* BEGIN *

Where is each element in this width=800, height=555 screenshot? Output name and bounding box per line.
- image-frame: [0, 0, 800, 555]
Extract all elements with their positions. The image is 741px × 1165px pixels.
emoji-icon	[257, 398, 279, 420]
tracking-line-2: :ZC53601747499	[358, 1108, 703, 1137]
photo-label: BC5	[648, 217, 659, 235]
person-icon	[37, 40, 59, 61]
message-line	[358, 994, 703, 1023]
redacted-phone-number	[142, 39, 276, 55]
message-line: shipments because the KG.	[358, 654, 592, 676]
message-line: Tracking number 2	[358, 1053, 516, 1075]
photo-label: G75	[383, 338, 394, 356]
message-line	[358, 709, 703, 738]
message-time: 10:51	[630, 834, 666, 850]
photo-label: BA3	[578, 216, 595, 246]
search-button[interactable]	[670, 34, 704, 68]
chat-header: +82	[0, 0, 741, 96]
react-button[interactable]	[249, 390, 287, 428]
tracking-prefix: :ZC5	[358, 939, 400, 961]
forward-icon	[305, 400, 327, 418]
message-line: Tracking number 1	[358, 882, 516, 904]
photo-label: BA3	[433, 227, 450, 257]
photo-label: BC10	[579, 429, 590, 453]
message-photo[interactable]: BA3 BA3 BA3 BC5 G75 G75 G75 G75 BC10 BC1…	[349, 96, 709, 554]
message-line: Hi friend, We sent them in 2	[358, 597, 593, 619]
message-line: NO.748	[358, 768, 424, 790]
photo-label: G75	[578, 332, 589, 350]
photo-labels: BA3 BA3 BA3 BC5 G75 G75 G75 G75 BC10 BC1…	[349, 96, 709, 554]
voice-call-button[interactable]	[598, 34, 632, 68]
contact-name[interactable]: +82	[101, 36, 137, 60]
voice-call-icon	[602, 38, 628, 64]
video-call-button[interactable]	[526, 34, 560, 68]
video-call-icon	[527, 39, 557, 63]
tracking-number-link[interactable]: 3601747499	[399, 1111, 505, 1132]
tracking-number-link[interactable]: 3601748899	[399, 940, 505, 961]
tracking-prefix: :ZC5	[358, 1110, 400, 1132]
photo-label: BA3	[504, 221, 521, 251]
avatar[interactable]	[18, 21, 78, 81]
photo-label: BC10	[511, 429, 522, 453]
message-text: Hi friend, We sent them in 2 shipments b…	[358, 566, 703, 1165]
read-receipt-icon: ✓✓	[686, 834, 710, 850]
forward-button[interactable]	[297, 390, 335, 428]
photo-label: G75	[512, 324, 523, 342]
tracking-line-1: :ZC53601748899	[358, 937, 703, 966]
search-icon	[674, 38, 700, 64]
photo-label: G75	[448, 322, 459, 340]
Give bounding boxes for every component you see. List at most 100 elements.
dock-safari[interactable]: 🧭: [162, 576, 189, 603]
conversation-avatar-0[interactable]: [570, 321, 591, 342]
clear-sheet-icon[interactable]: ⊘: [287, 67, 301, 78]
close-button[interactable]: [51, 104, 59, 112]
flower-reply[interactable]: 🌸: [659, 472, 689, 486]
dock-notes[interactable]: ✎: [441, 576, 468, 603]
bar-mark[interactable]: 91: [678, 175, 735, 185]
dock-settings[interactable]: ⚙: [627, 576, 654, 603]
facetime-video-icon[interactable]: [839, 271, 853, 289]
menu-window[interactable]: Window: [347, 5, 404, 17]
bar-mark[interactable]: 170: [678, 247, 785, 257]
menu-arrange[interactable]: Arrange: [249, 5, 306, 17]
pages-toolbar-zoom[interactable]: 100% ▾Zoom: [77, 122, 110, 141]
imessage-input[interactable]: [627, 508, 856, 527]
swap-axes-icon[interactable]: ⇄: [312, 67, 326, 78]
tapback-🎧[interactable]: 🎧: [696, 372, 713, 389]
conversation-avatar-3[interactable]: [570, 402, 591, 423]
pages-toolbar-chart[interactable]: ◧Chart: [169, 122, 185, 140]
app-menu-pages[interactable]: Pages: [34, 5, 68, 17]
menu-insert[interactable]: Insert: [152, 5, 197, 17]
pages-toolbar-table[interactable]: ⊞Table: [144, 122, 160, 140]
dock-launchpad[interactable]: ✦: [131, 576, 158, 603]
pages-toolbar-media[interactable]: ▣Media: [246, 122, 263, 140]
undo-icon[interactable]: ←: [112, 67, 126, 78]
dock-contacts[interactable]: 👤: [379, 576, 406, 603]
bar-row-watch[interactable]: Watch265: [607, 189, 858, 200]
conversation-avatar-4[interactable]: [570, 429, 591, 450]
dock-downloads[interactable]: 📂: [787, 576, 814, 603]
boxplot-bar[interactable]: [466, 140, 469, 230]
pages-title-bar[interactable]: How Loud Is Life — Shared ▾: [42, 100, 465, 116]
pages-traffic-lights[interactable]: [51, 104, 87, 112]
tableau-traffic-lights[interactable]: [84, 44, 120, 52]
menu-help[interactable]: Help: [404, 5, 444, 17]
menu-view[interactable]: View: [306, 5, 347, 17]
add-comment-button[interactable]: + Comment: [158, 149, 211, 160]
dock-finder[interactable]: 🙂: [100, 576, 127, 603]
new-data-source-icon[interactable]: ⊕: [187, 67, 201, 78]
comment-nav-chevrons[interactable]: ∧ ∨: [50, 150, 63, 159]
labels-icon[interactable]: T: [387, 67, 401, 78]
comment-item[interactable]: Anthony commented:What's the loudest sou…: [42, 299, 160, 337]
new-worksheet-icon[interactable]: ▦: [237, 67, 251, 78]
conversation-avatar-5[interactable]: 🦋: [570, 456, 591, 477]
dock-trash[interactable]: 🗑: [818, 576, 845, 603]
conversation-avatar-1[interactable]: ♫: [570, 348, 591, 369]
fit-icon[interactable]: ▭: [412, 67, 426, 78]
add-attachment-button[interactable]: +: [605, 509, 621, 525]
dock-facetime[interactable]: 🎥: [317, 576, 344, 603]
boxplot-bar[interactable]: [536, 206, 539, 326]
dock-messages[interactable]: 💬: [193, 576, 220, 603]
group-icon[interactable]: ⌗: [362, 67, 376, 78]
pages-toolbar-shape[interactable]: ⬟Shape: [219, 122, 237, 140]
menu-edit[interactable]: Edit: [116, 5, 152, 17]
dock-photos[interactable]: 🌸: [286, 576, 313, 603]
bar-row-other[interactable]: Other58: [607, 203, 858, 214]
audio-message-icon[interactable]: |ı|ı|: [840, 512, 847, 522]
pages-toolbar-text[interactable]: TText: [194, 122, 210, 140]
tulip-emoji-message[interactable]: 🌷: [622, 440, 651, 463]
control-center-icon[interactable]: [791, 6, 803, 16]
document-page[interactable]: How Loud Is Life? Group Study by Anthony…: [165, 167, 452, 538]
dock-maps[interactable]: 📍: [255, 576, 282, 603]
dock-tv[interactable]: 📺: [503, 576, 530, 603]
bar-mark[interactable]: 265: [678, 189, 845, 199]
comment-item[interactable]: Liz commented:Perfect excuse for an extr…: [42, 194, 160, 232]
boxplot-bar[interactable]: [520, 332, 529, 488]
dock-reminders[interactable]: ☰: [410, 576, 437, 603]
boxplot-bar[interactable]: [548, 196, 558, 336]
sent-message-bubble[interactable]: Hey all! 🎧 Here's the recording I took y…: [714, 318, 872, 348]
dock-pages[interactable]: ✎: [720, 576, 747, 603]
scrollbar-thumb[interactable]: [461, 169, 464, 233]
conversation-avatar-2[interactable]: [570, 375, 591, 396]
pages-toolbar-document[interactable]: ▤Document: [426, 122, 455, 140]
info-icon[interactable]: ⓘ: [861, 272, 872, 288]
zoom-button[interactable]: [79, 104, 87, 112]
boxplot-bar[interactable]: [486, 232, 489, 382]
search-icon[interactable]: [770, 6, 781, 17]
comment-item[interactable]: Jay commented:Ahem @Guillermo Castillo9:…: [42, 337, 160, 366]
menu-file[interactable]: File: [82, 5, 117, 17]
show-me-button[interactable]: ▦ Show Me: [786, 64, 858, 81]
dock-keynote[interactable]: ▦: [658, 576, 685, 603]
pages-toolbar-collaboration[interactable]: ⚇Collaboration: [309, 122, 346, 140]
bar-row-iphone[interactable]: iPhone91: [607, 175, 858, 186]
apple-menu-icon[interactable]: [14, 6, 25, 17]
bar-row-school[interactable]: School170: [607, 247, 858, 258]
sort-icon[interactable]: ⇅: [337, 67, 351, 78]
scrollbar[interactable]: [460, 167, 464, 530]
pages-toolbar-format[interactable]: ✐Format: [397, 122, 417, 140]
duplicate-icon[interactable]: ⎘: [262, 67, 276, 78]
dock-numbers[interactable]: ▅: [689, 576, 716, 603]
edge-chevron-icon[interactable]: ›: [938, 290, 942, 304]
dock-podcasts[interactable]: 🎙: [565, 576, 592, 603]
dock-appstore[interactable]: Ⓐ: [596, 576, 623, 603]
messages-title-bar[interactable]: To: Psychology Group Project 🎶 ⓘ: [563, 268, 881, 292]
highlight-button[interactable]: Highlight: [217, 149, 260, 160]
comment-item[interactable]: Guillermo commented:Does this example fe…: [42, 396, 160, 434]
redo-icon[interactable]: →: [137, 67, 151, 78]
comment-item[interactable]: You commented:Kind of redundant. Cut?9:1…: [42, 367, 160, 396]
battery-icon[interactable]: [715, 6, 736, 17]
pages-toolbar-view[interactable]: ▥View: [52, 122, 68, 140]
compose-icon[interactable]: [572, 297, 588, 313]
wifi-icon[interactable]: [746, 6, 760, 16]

* END *

▶ [EXERCISE BRIEF]: Substitute "chat-line" for "message-line" throughout the items, starting at the first line of the items and ending at the line that contains "216, 595, 246]". Give back only those lines, with nothing else changed.

▶ [FULL RESPONSE]:
Where is each element in this width=800, height=555 screenshot? Output name and bounding box per line.
- image-frame: [0, 0, 800, 555]
Extract all elements with their positions. The image is 741px × 1165px pixels.
emoji-icon	[257, 398, 279, 420]
tracking-line-2: :ZC53601747499	[358, 1108, 703, 1137]
photo-label: BC5	[648, 217, 659, 235]
person-icon	[37, 40, 59, 61]
chat-line	[358, 994, 703, 1023]
redacted-phone-number	[142, 39, 276, 55]
chat-line: shipments because the KG.	[358, 654, 592, 676]
chat-line: Tracking number 2	[358, 1053, 516, 1075]
photo-label: G75	[383, 338, 394, 356]
chat-line	[358, 709, 703, 738]
message-time: 10:51	[630, 834, 666, 850]
photo-label: BA3	[578, 216, 595, 246]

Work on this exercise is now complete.